In the entries below, count the lines holding "grid". Reply with the number only.

::::::::::

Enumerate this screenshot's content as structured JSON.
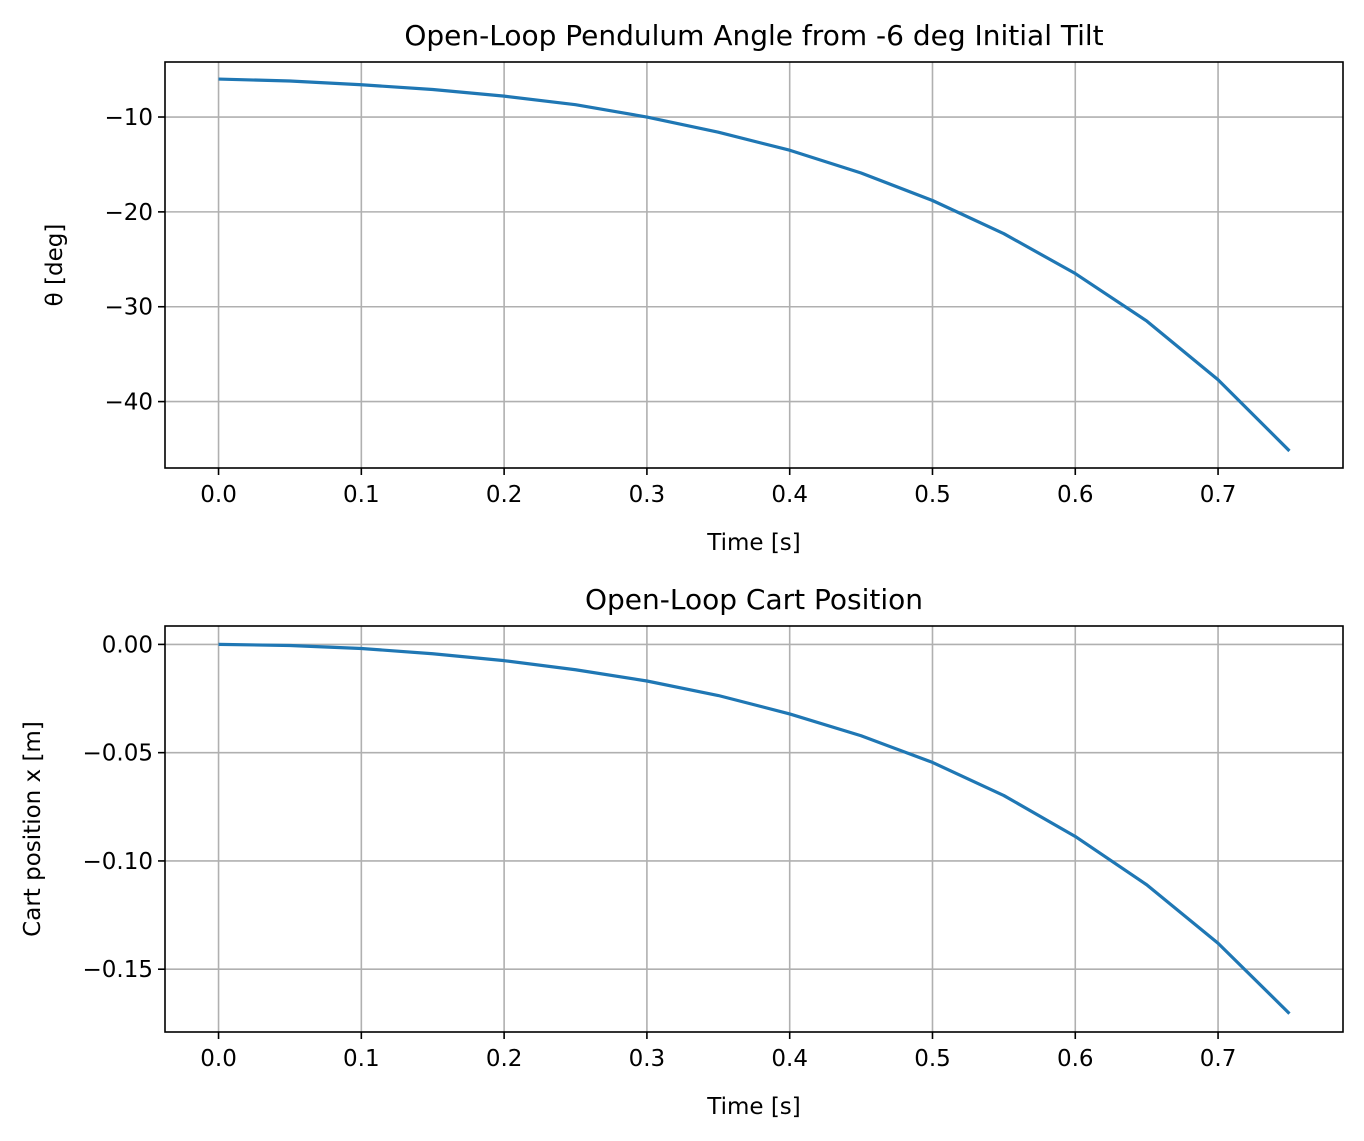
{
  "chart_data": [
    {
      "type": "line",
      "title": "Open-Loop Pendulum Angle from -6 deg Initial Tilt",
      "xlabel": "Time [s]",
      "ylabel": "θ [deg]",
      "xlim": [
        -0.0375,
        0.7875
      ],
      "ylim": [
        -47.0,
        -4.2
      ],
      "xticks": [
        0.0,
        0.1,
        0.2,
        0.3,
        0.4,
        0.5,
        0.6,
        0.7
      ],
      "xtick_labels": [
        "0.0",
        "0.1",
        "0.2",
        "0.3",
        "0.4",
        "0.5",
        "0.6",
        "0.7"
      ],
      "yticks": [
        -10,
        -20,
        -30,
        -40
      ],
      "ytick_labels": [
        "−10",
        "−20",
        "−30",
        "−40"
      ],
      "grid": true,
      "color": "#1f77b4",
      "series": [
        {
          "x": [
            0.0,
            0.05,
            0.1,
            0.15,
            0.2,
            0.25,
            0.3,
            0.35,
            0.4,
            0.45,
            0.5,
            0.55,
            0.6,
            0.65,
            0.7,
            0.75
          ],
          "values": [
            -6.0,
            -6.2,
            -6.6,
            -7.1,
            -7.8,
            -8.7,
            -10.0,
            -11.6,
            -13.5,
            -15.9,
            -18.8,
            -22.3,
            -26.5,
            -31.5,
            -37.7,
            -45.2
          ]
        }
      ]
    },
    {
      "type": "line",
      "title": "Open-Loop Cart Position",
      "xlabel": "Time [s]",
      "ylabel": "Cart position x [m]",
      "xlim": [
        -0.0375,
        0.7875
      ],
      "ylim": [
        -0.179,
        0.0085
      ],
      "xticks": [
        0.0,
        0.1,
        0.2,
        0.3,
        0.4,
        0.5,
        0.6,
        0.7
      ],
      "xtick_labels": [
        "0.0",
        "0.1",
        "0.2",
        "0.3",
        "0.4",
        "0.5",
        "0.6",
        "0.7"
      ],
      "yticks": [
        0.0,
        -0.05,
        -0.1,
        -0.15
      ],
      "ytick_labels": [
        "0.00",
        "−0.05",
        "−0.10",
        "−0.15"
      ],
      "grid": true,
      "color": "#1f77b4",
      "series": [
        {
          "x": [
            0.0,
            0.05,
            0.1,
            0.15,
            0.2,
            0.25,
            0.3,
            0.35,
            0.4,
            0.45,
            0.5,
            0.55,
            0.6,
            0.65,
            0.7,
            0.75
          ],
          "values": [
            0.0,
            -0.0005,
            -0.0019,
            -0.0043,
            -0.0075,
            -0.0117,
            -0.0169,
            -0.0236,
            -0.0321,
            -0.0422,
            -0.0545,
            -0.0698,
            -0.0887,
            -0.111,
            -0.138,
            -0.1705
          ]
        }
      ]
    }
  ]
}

::::::::::

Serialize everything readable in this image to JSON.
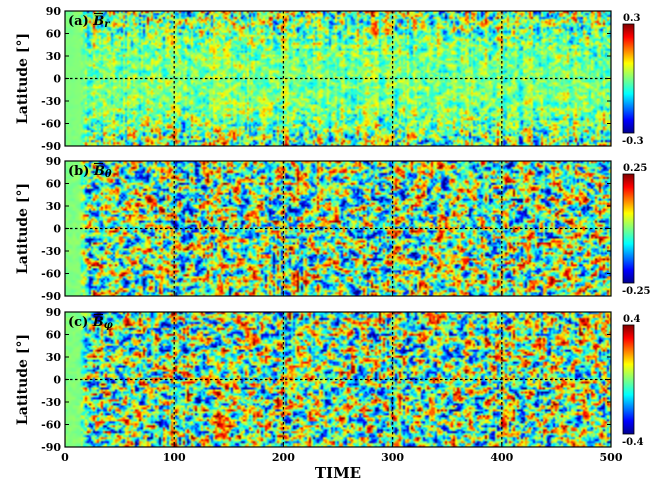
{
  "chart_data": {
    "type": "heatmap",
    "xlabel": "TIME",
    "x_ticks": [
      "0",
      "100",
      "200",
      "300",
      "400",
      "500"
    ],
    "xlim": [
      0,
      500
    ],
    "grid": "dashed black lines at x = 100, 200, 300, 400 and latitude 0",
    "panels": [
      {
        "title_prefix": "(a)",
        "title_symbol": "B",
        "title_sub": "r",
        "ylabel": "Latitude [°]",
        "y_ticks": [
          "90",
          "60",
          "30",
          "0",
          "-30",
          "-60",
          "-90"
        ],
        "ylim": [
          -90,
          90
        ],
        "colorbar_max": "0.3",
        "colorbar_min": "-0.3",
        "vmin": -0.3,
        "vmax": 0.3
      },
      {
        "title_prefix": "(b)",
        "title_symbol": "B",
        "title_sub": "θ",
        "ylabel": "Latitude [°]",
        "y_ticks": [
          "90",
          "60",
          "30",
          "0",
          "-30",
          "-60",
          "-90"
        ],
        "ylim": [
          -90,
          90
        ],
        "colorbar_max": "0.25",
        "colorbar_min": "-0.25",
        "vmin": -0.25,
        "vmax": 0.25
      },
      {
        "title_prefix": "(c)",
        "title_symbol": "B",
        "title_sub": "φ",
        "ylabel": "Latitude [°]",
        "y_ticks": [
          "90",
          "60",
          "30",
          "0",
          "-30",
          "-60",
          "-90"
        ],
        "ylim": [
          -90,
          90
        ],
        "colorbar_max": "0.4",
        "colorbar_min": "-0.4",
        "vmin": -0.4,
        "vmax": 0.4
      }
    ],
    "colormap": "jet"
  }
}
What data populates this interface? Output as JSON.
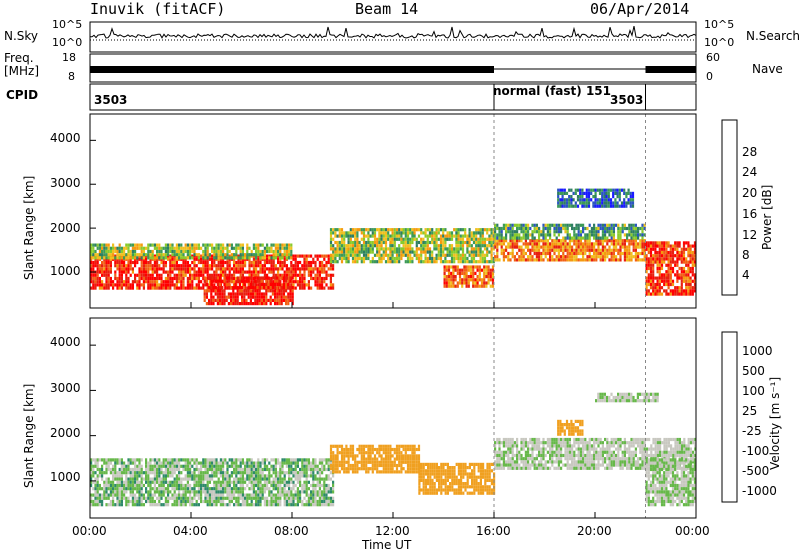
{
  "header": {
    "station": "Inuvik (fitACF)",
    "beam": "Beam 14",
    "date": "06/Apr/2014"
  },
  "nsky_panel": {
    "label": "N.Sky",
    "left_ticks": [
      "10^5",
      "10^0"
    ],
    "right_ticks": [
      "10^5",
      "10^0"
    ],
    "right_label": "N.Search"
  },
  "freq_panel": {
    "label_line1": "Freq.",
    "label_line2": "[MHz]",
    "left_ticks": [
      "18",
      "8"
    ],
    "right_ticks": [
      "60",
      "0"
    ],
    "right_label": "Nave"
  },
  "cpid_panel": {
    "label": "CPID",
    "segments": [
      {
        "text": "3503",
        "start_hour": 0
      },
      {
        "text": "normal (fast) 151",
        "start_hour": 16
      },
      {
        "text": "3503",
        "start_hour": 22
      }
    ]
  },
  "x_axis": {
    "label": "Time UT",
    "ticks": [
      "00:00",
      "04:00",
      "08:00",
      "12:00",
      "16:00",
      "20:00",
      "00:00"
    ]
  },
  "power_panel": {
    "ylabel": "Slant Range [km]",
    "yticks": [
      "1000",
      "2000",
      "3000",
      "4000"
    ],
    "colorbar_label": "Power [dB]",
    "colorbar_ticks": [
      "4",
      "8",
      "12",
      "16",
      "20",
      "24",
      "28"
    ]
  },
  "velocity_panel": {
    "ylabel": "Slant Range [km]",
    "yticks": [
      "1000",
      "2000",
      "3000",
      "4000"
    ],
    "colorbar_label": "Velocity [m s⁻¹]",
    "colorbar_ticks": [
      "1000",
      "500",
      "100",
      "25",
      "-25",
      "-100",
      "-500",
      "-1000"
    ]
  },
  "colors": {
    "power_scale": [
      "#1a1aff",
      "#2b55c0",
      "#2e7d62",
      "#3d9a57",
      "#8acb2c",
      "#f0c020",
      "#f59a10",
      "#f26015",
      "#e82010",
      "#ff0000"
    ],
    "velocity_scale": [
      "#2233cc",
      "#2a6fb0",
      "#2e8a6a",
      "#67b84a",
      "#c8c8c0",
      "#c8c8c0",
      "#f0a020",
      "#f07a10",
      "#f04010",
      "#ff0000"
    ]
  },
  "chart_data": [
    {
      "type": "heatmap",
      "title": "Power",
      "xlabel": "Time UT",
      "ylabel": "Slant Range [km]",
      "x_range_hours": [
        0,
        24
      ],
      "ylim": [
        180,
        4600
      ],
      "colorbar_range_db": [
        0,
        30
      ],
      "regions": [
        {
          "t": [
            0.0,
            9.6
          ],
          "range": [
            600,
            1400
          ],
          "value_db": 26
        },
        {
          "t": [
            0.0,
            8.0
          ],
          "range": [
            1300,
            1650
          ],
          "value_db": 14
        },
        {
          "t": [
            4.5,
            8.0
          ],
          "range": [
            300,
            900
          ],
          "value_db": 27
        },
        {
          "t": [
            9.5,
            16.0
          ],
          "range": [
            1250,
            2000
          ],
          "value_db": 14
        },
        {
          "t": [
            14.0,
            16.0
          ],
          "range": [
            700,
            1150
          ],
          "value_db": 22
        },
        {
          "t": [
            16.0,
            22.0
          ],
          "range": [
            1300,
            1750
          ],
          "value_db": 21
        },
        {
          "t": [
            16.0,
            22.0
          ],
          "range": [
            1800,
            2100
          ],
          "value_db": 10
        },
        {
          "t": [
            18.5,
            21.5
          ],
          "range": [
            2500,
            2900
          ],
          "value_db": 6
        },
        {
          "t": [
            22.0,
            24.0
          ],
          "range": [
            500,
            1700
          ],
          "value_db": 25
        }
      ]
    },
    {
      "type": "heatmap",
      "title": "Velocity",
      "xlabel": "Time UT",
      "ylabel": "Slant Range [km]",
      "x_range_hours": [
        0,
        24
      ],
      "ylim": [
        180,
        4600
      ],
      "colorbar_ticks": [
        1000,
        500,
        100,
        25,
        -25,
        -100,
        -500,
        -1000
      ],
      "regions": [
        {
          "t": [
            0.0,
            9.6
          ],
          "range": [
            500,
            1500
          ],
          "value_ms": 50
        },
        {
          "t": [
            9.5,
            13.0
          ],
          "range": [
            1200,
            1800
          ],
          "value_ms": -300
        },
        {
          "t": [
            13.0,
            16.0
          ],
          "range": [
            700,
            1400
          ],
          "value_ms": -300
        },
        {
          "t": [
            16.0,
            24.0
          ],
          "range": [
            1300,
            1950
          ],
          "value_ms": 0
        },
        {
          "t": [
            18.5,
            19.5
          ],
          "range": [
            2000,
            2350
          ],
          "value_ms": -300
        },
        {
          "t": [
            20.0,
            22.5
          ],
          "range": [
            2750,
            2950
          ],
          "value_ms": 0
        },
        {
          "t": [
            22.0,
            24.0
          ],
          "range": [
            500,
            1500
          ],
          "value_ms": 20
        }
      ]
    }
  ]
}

::::::::::

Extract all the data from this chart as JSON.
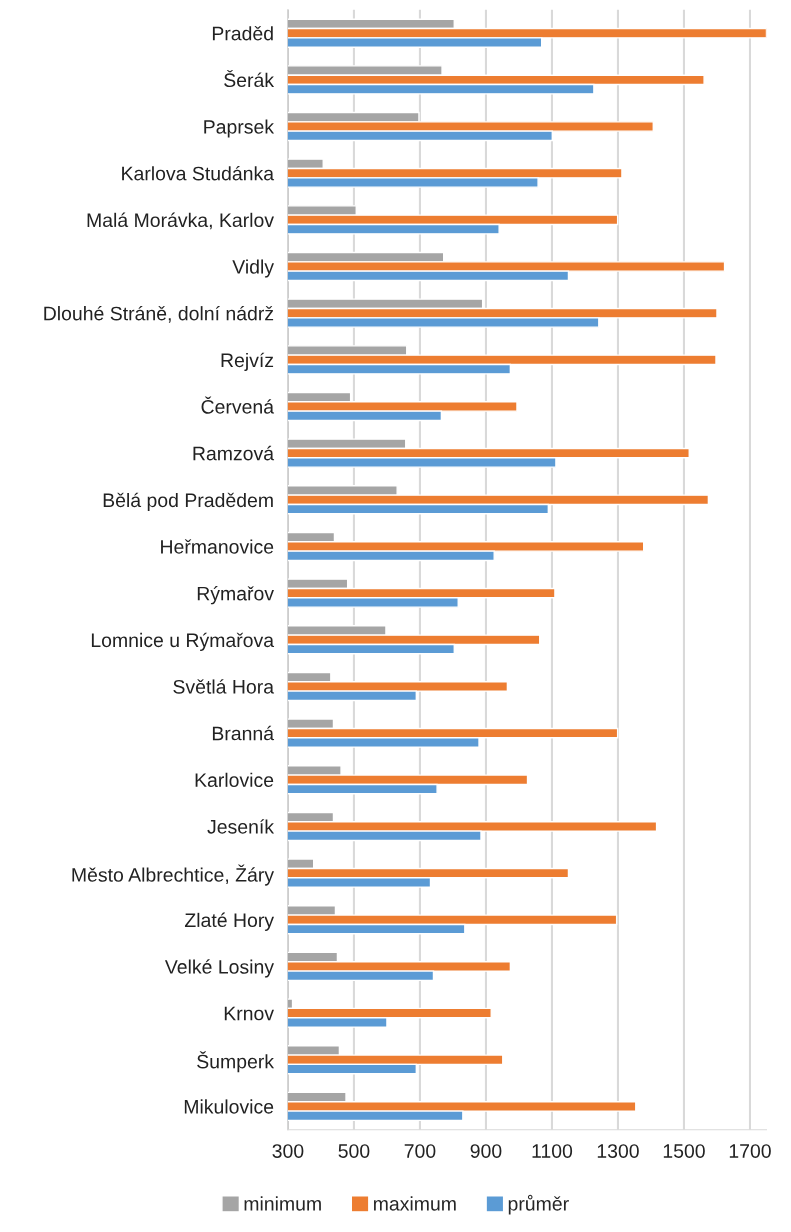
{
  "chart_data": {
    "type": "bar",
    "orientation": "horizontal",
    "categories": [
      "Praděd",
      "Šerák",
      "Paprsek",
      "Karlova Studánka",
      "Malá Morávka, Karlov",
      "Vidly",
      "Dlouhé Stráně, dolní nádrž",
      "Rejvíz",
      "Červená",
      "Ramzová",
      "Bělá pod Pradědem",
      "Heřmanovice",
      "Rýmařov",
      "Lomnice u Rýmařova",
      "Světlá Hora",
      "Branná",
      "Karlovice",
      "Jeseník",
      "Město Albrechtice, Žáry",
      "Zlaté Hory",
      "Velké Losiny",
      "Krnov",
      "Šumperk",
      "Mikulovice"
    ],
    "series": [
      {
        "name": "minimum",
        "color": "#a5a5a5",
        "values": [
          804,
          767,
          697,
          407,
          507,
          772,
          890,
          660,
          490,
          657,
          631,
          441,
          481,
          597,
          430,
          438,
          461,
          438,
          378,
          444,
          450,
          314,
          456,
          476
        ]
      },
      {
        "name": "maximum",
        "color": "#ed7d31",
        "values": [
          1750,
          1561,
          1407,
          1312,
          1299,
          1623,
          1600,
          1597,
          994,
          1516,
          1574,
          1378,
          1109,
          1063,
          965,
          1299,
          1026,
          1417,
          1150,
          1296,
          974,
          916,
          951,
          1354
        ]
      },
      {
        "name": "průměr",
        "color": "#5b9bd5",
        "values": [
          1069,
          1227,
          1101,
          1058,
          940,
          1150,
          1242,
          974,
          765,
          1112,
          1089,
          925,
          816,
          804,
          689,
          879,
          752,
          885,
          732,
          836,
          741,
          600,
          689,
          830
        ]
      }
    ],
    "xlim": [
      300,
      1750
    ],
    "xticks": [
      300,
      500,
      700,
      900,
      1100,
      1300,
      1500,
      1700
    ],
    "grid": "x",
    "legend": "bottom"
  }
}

::::::::::

> [Completed exercise] 4